## FRAGMENTO DE TEXTO
Antes charlamos un rato. Según Michelle, la situación de las mujeres es ostensiblemente mejor en los E.U.A. que en Bangla Desh, donde, entre otras cosas, ella tuvo que soportar mucha presión de su familia política, a la que desafiaba con atrevida (para ellos) ropa occidental. Michelle opina que el gobierno de Obama está contribuyendo al progreso social en su país con instituciones como el matrimonio entre homosexuales, la atención sanitaria universal, el control de armas, etc. Son avances aislados, pero todo suma, decía.

Recogimos pues a Lisa, rusa, Gerry, compañera de trabajo de ascendencia portorriqueña, y Alan, de origen bangladesí, y allá marchamos, bebiendo en el metro la poción mágica de Michelle: latas de cerveza escondidas en vasos de café y sorbidas con una pajita.

Tomamos el metro y luego anduvimos y anduvimos. Las chicas se empeñaron en entrar en una zapatería de ocasión y, aunque la conversación con Alan me resultaba amena (me reprochaba que siendo español no supiese disfrutar debidamente de los éxitos de nuestra selección de fútbol), no quería dedicar ya más tiempo a lo que parecía no iba a suceder nunca, así que al rato me despedí.

Michelle, Alan, Lisa, servidor y Gerry, con café (o no).

Manhattan visto desde Sunnyside.

Pedro, el taxista que me devolvió al centro, resultó ser argentino. Llevaba aquí décadas, pero la novia la tenía en Buenos Aires.
- ¿Y por qué no una novia neoyorquina?
- ¡Y ... no!, ¡aquí todas son princesas, te rompen las pelotas!

Me fui a:

XXXVII. La Organización de las Naciones Unidas.

Que tiene status de territorio internacional y no de los E.U.A., pero sólo a enviar unas postales y curiosear en la librería.

Y regresé acto seguido a

XXXV. Los Estados Unidos de América.

## PROBLEMA BREVE A
Presenta como lista numerada las líneas del listado comprendidas entre la que contiene "Text: PEW RESEARCH" y la que contiene "Text: 77: 77 (427, 272, 441, 282)", ambas incluidas, y omite las líneas en blanco.

## ENTRADA
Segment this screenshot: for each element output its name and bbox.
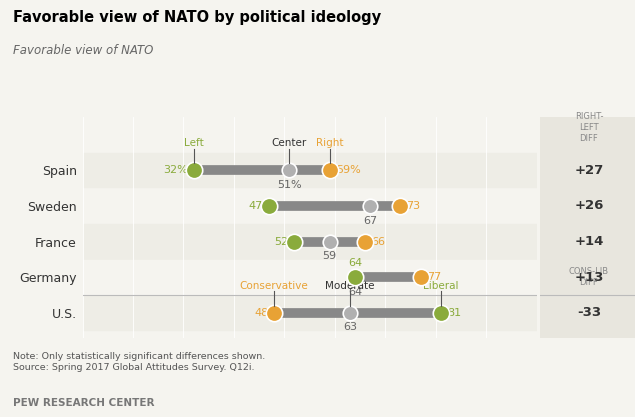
Text: PEW RESEARCH CENTER: PEW RESEARCH CENTER (13, 398, 154, 408)
Text: 63: 63 (343, 322, 357, 332)
Text: 66: 66 (371, 236, 385, 246)
Text: +14: +14 (574, 235, 604, 248)
Text: 48: 48 (254, 308, 268, 318)
Text: 64: 64 (348, 258, 362, 268)
Bar (83, 224, 537, 259)
Text: Liberal: Liberal (423, 281, 458, 291)
Text: 77: 77 (427, 272, 441, 282)
Point (360, 238, 370, 245)
Text: Left: Left (184, 138, 203, 148)
Text: 32%: 32% (163, 165, 187, 175)
Text: +27: +27 (574, 164, 604, 177)
Text: 64: 64 (348, 287, 362, 297)
Point (415, 274, 425, 281)
Point (324, 167, 335, 173)
Text: Center: Center (272, 138, 307, 148)
Text: CONS-LIB
DIFF: CONS-LIB DIFF (569, 267, 609, 287)
Text: 47: 47 (249, 201, 263, 211)
Point (290, 238, 300, 245)
Point (189, 167, 199, 173)
Point (345, 309, 355, 316)
Text: +26: +26 (574, 199, 604, 212)
Point (365, 203, 375, 209)
Text: Note: Only statistically significant differences shown.
Source: Spring 2017 Glob: Note: Only statistically significant dif… (13, 352, 265, 372)
Text: 59%: 59% (336, 165, 361, 175)
Point (395, 203, 405, 209)
Bar (83, 260, 537, 294)
Text: Right: Right (316, 138, 344, 148)
Text: Conservative: Conservative (240, 281, 309, 291)
Text: RIGHT-
LEFT
DIFF: RIGHT- LEFT DIFF (575, 112, 603, 143)
Point (350, 274, 360, 281)
Text: 73: 73 (406, 201, 420, 211)
Point (436, 309, 446, 316)
Text: Favorable view of NATO: Favorable view of NATO (13, 44, 153, 57)
Text: +13: +13 (574, 271, 604, 284)
Point (269, 309, 279, 316)
Bar (83, 189, 537, 223)
Text: 59: 59 (323, 251, 337, 261)
Text: Moderate: Moderate (325, 281, 375, 291)
Point (324, 238, 335, 245)
Text: 81: 81 (447, 308, 461, 318)
Bar (83, 296, 537, 330)
Text: 51%: 51% (277, 180, 302, 190)
Text: -33: -33 (577, 306, 601, 319)
Point (264, 203, 274, 209)
Text: 67: 67 (363, 216, 377, 226)
Text: Favorable view of NATO by political ideology: Favorable view of NATO by political ideo… (13, 10, 381, 25)
Point (350, 274, 360, 281)
Point (284, 167, 295, 173)
Text: 52: 52 (274, 236, 288, 246)
Bar (83, 153, 537, 187)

## PROBLEMA BREVE B
Según el fragmento de texto, ¿por qué se despide del grupo quien narra? Explícalo en una a tres oraciones.

## RESPUESTA A
1. Text: PEW RESEARCH CENTER: PEW RESEARCH CENTER (13, 398, 154, 408)
2. Text: 63: 63 (343, 322, 357, 332)
3. Text: 66: 66 (371, 236, 385, 246)
4. Text: +14: +14 (574, 235, 604, 248)
5. Text: 48: 48 (254, 308, 268, 318)
6. Text: 64: 64 (348, 258, 362, 268)
7. Bar (83, 224, 537, 259)
8. Text: Liberal: Liberal (423, 281, 458, 291)
9. Text: 77: 77 (427, 272, 441, 282)

## RESPUESTA B
Las chicas se empeñaron en entrar en una zapatería de ocasión. Aunque la conversación con Alan le resultaba amena, quien narra no quería dedicar más tiempo a lo que parecía que no iba a suceder nunca, así que al rato se despidió.